§ Conjunto de tareas:
(1) Responde a estas preguntas según el fragmento sobre los árboles de Úbeda, cada una en su propia línea:
(a) ¿Qué árbol se taló en lo alto de la calle Sagasta?
(b) ¿Por qué árboles sustituyó el Ayuntamiento los de la Torrenueva?
(c) ¿Qué se plantó en la Calle Nueva al terminar las obras de peatonalización?
(2) Transcribe el pasaje del fragmento sobre los árboles de Úbeda que va desde "Pero el progreso" hasta "cambiado por naranjos.", ambos incluidos.
(3) Indica si cada afirmación concuerda con el fragmento sobre los árboles de Úbeda. Responde sí o no y cita las palabras del fragmento que lo deciden.
(a) El olmo de la calle Sagasta se taló cuando ya gobernaba el PP.
(b) Las raíces de los árboles de la Torrenueva habían reventado las aceras.
(c) El amigo permite que se publique su nombre de pila.

§ Sección del documento:
**********

Pero el progreso no se detiene nunca, a pesar de los quejicas y los nostálgicos de siempre. Un buen amigo de Úbeda me manda este mensaje:

Hace unos meses, gobernando todavía el PSOE, se taló el viejo olmo que había en lo alto de la calle Sagasta y que con el fondo del Hospital de Santiago servía de estampa perfecta de la ciudad. Ahora, el gobierno del PP se ha aplicado con saña a la tala de árboles. Hace unos años, quince más o menos, plantaron en la Torrenueva unos árboles que habían crecido y estaban lustrosos. Tenían, es cierto, el problema de que sus raíces habían reventado las aceras. Y el Ayuntamiento los HA CORTADO TODOS y en lugar de cambiarlos por árboles que puedan crecer y ponerse frondosos y dar sombra… los ha cambiado por naranjos.
El año pasado, cuando se terminaron las obras de peatonalización de la Calle Nueva, se plantó una especie de arce, que le daba a la esa calle, que ha quedado realmente bien, un aspecto moderno, europeo, civilizado. Ahora, sin justificación de ningún tipo, el Alcalde ha decidido que esos quince o veinte árboles, recién plantados, posiblemente todavía sin pagar, que podían haber crecido y dado sombra, se cambien por… naranjos.
Mi amigo prefiere que no ponga su nombre, ni siquiera el de pila. En España la libertad de expresión tiene sus límites, sobre todo cuando la administración está tan cerca del administrado que le respira directamente en la nuca.

**********

§ Datos para revisión:
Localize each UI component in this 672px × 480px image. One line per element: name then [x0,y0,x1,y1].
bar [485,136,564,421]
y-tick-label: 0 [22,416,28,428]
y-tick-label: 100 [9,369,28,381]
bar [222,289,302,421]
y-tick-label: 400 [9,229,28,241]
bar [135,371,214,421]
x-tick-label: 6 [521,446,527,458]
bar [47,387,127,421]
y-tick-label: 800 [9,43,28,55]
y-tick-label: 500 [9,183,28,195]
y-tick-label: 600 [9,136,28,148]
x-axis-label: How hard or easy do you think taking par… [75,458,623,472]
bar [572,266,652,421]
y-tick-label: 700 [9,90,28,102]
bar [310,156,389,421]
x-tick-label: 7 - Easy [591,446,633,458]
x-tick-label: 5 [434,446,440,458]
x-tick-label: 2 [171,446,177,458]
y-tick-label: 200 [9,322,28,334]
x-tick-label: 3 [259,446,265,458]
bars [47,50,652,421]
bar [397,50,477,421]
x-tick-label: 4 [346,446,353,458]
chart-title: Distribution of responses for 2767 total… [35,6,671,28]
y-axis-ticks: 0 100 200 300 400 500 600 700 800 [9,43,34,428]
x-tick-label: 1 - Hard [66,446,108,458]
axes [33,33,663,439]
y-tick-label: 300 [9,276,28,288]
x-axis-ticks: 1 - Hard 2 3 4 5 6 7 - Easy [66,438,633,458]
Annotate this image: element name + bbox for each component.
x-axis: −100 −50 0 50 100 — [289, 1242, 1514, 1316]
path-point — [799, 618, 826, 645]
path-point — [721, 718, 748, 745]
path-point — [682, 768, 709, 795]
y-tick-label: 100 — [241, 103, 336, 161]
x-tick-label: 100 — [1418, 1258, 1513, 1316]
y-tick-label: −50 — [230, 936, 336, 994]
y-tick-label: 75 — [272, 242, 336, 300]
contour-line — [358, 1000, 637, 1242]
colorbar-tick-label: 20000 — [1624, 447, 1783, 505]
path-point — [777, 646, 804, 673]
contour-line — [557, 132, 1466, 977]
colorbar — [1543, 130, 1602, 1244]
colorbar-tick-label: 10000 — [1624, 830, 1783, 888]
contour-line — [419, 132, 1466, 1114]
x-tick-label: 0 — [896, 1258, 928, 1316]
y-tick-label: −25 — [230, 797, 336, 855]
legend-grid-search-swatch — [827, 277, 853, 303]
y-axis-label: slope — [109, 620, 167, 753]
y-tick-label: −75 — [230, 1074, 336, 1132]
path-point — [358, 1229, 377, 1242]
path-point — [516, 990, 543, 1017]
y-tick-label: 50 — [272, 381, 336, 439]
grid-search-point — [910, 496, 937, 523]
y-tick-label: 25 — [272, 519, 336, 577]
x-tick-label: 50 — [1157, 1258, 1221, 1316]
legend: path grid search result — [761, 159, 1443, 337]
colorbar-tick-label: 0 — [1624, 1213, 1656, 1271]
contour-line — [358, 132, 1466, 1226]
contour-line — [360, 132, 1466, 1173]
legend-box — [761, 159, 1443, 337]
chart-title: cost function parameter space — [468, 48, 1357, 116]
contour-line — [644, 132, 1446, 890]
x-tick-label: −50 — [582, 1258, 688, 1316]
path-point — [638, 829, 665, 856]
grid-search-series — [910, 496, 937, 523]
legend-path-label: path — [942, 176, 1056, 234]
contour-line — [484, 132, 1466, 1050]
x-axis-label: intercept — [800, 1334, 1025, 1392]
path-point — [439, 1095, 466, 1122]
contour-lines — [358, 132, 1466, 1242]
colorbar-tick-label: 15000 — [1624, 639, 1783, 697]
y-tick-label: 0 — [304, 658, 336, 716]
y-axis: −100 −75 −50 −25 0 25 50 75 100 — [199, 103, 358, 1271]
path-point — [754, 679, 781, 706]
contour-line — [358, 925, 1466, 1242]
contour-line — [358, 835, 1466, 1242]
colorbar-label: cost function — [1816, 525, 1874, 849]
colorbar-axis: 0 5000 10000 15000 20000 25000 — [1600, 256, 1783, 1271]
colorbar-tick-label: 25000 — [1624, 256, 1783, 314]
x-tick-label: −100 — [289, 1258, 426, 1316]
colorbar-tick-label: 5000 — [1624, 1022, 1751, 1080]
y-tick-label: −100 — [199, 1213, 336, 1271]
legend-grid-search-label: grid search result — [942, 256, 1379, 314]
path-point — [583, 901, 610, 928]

**********

§ Respuestas por tarea:
(1)
(a) El viejo olmo.
(b) Por naranjos.
(c) Una especie de arce.

(2)
Pero el progreso no se detiene nunca, a pesar de los quejicas y los nostálgicos de siempre. Un buen amigo de Úbeda me manda este mensaje:

Hace unos meses, gobernando todavía el PSOE, se taló el viejo olmo que había en lo alto de la calle Sagasta y que con el fondo del Hospital de Santiago servía de estampa perfecta de la ciudad. Ahora, el gobierno del PP se ha aplicado con saña a la tala de árboles. Hace unos años, quince más o menos, plantaron en la Torrenueva unos árboles que habían crecido y estaban lustrosos. Tenían, es cierto, el problema de que sus raíces habían reventado las aceras. Y el Ayuntamiento los HA CORTADO TODOS y en lugar de cambiarlos por árboles que puedan crecer y ponerse frondosos y dar sombra… los ha cambiado por naranjos.

(3)
(a) No: "gobernando todavía el PSOE".
(b) Sí: "sus raíces habían reventado las aceras".
(c) No: "Mi amigo prefiere que no ponga su nombre, ni siquiera el de pila."